# Exercise brief
Scan the data below. Pull out each line where "Gesamtumsatz" occurs.

----- Data for processing

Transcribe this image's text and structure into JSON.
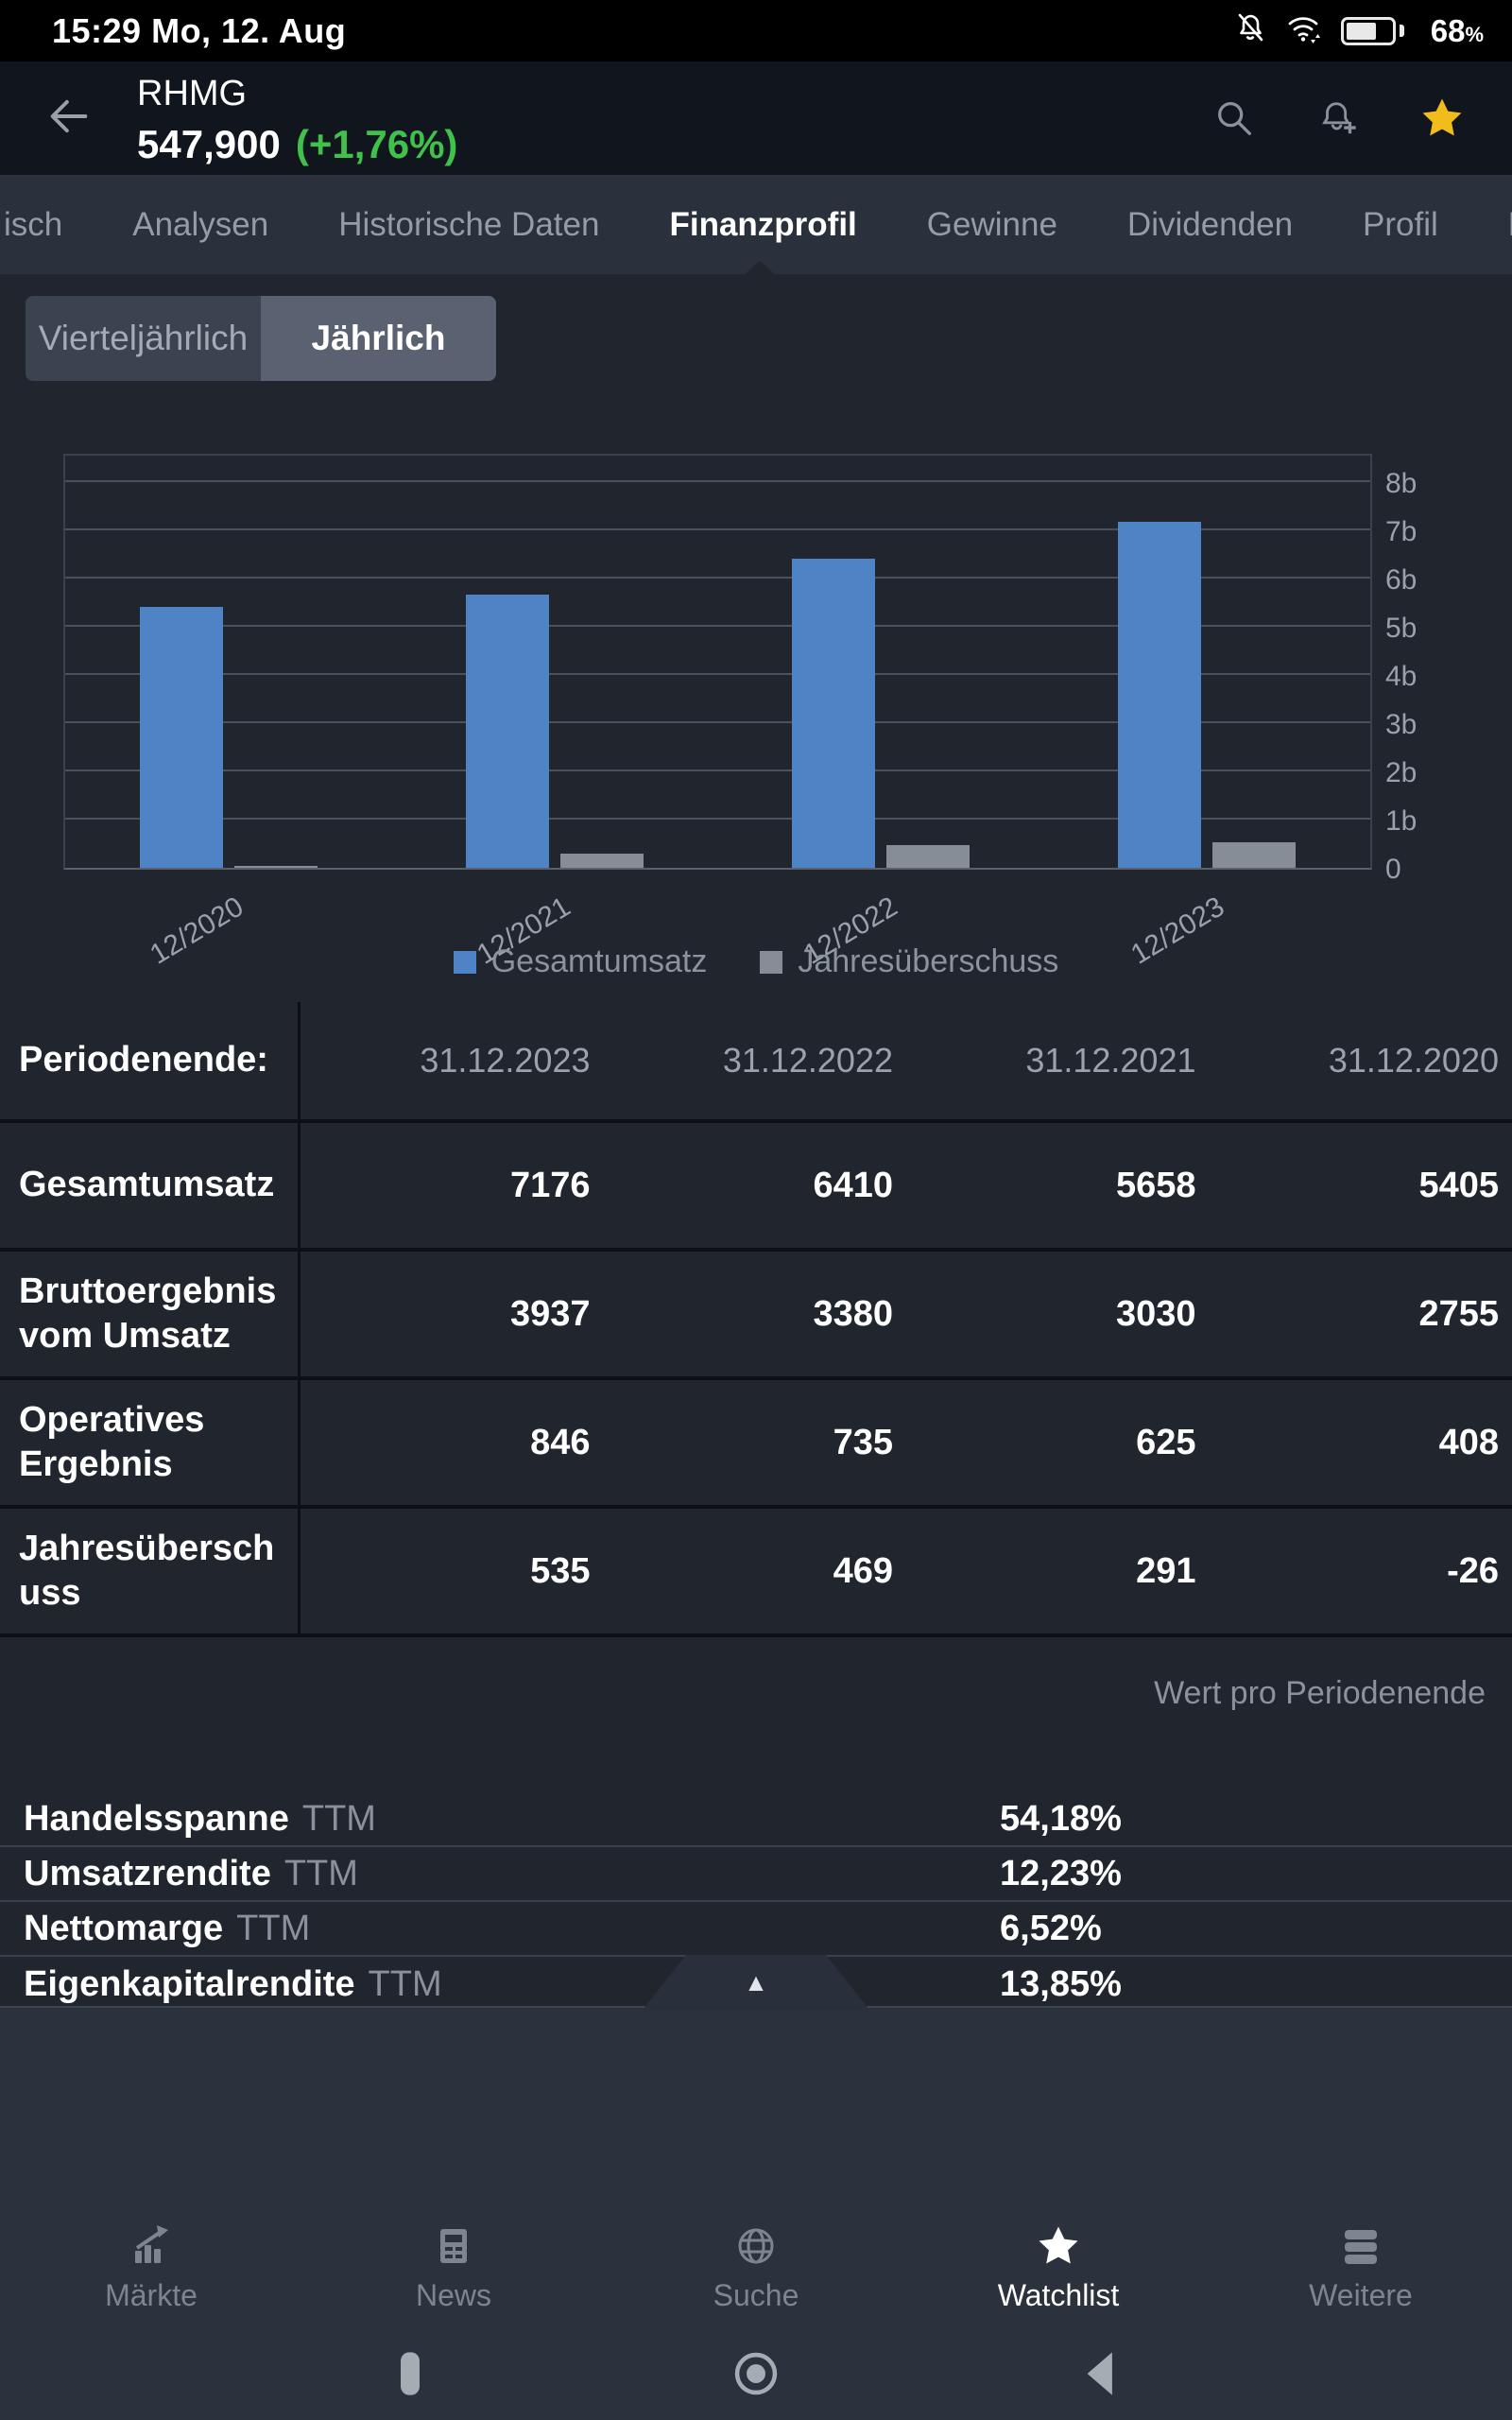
{
  "status_bar": {
    "time": "15:29 Mo, 12. Aug",
    "battery_level": "68",
    "battery_unit": "%",
    "icons": [
      "notifications-muted-icon",
      "wifi-icon",
      "battery-icon"
    ]
  },
  "header": {
    "symbol": "RHMG",
    "price": "547,900",
    "change": "(+1,76%)",
    "change_color": "#3fc14b",
    "star_color": "#f2bc1a",
    "icons": [
      "search-icon",
      "bell-plus-icon",
      "star-icon"
    ]
  },
  "tabs": {
    "items": [
      {
        "label": "isch",
        "active": false
      },
      {
        "label": "Analysen",
        "active": false
      },
      {
        "label": "Historische Daten",
        "active": false
      },
      {
        "label": "Finanzprofil",
        "active": true
      },
      {
        "label": "Gewinne",
        "active": false
      },
      {
        "label": "Dividenden",
        "active": false
      },
      {
        "label": "Profil",
        "active": false
      },
      {
        "label": "K",
        "active": false
      }
    ]
  },
  "period_toggle": {
    "options": [
      "Vierteljährlich",
      "Jährlich"
    ],
    "selected": "Jährlich"
  },
  "chart_data": {
    "type": "bar",
    "categories": [
      "12/2020",
      "12/2021",
      "12/2022",
      "12/2023"
    ],
    "series": [
      {
        "name": "Gesamtumsatz",
        "color": "#4e84c5",
        "values": [
          5.405,
          5.658,
          6.41,
          7.176
        ]
      },
      {
        "name": "Jahresüberschuss",
        "color": "#868d96",
        "values": [
          -0.026,
          0.291,
          0.469,
          0.535
        ]
      }
    ],
    "unit": "b",
    "ylim": [
      0,
      8
    ],
    "ytick_labels": [
      "0",
      "1b",
      "2b",
      "3b",
      "4b",
      "5b",
      "6b",
      "7b",
      "8b"
    ],
    "grid": true,
    "legend_position": "bottom"
  },
  "financials_table": {
    "header_label": "Periodenende:",
    "periods": [
      "31.12.2023",
      "31.12.2022",
      "31.12.2021",
      "31.12.2020"
    ],
    "rows": [
      {
        "label": "Gesamtumsatz",
        "values": [
          "7176",
          "6410",
          "5658",
          "5405"
        ]
      },
      {
        "label": "Bruttoergebnis vom Umsatz",
        "values": [
          "3937",
          "3380",
          "3030",
          "2755"
        ]
      },
      {
        "label": "Operatives Ergebnis",
        "values": [
          "846",
          "735",
          "625",
          "408"
        ]
      },
      {
        "label": "Jahresüberschuss",
        "values": [
          "535",
          "469",
          "291",
          "-26"
        ]
      }
    ],
    "footnote": "Wert pro Periodenende"
  },
  "ratios": [
    {
      "label": "Handelsspanne",
      "period": "TTM",
      "value": "54,18%"
    },
    {
      "label": "Umsatzrendite",
      "period": "TTM",
      "value": "12,23%"
    },
    {
      "label": "Nettomarge",
      "period": "TTM",
      "value": "6,52%"
    },
    {
      "label": "Eigenkapitalrendite",
      "period": "TTM",
      "value": "13,85%"
    }
  ],
  "expand_handle": {
    "icon": "chevron-up-icon",
    "glyph": "▲"
  },
  "bottom_nav": {
    "items": [
      {
        "label": "Märkte",
        "icon": "markets-chart-icon",
        "active": false
      },
      {
        "label": "News",
        "icon": "news-icon",
        "active": false
      },
      {
        "label": "Suche",
        "icon": "globe-icon",
        "active": false
      },
      {
        "label": "Watchlist",
        "icon": "star-icon",
        "active": true
      },
      {
        "label": "Weitere",
        "icon": "more-menu-icon",
        "active": false
      }
    ]
  },
  "android_nav": {
    "buttons": [
      "recents-button",
      "home-button",
      "back-button"
    ]
  }
}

----------

# Exercise output
        "name": "Gesamtumsatz",
        "label": "Gesamtumsatz",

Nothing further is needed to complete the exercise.